TASK PROMPT
Collect all lines from the listing that include the string "this".

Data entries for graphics

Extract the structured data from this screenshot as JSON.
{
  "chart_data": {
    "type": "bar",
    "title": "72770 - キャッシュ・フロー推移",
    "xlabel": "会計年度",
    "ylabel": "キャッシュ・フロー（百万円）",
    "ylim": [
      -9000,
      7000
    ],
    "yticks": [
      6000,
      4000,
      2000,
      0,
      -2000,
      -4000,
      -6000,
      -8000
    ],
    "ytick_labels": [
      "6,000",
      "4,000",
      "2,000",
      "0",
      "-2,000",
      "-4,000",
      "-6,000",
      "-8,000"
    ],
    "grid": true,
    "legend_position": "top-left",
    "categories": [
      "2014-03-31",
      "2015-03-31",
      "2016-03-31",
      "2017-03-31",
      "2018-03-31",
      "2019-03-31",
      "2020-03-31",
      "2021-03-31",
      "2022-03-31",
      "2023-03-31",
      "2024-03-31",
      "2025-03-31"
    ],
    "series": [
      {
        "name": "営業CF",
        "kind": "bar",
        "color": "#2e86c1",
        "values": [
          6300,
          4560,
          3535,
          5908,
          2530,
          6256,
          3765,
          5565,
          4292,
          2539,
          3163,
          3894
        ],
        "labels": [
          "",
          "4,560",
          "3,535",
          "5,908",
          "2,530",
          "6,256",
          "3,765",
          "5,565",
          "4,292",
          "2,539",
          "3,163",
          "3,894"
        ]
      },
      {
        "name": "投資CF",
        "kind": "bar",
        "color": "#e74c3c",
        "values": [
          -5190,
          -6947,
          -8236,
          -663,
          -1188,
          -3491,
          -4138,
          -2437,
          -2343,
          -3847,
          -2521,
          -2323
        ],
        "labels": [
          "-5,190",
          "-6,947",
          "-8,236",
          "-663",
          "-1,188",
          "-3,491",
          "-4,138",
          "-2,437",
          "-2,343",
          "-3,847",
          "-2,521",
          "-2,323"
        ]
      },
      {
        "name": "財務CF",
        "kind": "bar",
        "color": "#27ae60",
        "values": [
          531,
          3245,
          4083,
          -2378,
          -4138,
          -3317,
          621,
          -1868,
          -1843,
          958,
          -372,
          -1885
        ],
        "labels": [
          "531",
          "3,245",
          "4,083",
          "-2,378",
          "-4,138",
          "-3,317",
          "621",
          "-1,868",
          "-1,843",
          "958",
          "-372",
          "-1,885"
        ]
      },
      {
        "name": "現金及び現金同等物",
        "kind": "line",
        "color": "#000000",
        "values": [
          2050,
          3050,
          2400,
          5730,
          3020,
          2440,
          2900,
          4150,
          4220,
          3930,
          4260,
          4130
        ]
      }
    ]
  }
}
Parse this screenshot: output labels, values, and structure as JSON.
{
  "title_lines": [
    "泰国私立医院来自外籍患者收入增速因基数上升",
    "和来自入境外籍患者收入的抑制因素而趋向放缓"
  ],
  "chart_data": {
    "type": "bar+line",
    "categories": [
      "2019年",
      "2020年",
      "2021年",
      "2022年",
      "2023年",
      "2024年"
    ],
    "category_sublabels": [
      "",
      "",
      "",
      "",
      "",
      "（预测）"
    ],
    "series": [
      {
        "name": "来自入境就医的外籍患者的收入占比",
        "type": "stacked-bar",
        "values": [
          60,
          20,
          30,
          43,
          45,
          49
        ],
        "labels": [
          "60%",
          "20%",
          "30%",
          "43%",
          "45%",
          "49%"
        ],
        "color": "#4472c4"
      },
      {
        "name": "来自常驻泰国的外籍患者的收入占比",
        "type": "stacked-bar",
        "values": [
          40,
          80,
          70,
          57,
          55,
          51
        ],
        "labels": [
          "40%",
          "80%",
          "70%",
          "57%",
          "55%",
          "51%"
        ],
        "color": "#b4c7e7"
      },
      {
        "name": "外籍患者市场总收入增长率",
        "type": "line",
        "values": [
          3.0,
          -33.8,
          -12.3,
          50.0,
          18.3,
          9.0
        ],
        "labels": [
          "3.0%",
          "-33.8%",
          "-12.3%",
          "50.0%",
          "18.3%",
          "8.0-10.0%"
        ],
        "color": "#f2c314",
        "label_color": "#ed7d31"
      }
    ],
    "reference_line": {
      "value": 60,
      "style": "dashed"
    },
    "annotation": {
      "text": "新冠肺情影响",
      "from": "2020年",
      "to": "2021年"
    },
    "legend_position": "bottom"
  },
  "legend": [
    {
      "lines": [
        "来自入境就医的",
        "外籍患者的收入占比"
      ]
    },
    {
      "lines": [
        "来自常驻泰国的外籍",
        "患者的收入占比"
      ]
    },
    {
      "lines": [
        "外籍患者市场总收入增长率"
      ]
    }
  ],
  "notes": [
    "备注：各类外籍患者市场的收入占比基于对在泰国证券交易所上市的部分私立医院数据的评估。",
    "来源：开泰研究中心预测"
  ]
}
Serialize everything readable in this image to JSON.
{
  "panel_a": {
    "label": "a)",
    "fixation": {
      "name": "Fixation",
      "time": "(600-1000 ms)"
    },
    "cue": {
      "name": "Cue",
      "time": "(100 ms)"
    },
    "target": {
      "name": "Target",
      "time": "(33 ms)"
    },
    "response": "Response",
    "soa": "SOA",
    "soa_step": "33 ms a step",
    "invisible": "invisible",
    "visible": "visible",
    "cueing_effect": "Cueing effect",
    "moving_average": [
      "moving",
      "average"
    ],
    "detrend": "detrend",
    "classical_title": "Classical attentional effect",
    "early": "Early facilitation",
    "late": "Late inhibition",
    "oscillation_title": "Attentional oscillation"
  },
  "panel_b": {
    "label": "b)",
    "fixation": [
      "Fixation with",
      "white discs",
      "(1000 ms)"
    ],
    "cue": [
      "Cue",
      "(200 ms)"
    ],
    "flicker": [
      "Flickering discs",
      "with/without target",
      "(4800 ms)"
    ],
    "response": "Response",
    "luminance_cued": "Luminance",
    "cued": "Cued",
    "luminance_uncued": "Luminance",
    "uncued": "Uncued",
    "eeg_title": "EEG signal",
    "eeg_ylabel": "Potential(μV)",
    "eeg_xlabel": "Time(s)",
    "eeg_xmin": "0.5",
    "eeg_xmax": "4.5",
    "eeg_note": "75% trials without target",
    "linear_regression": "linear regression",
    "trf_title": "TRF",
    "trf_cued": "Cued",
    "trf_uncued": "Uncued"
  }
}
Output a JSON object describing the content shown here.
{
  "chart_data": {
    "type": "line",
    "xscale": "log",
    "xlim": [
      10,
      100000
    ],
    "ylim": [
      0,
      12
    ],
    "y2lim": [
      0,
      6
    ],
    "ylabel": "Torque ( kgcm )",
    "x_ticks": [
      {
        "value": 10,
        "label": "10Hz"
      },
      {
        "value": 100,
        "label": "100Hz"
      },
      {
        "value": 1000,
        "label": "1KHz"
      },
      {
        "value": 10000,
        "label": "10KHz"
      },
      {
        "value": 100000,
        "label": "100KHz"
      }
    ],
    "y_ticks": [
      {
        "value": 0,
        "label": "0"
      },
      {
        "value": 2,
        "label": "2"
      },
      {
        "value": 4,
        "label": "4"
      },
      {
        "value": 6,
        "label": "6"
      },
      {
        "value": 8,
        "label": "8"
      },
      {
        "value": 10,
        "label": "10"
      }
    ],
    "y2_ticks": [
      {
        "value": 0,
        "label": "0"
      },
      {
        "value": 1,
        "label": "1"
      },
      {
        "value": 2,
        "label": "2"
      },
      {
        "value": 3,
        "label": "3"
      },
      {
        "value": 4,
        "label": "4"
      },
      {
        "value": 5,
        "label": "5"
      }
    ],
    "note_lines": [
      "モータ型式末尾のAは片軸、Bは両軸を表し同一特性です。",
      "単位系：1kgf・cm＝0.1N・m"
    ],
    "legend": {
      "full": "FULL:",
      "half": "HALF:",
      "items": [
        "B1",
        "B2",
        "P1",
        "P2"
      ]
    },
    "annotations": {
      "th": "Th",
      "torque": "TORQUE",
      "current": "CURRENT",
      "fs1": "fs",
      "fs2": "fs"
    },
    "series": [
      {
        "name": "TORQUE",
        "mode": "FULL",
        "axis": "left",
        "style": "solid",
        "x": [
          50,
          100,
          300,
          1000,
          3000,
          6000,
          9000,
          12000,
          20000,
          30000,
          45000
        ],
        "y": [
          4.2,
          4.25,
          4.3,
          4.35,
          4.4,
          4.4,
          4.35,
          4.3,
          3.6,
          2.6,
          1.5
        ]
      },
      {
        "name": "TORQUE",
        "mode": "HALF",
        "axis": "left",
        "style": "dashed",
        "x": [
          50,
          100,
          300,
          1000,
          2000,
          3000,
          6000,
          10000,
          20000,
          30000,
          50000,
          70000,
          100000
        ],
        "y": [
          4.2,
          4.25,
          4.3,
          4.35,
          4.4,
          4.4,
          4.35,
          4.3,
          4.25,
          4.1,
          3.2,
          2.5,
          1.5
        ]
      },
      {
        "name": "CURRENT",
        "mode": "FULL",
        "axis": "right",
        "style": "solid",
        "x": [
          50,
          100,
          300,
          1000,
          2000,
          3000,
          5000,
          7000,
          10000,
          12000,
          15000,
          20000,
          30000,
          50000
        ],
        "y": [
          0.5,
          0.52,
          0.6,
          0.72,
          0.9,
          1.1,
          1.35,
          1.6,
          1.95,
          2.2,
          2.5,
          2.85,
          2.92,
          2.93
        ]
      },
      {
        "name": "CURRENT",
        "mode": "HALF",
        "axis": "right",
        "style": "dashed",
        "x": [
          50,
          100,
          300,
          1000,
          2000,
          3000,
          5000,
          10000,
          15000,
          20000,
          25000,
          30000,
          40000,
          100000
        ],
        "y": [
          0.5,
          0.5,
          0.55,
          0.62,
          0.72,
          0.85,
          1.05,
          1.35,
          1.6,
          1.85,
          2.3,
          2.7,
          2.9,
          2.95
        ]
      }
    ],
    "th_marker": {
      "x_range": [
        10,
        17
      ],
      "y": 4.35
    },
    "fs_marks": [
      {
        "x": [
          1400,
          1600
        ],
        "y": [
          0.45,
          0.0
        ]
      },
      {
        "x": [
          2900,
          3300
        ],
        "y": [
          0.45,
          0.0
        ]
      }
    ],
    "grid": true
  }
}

OUTPUT OF THE TASK
Extract the structured data from this screenshot as JSON.
Parse this screenshot: output labels, values, and structure as JSON.
Serialize everything readable in this image to JSON.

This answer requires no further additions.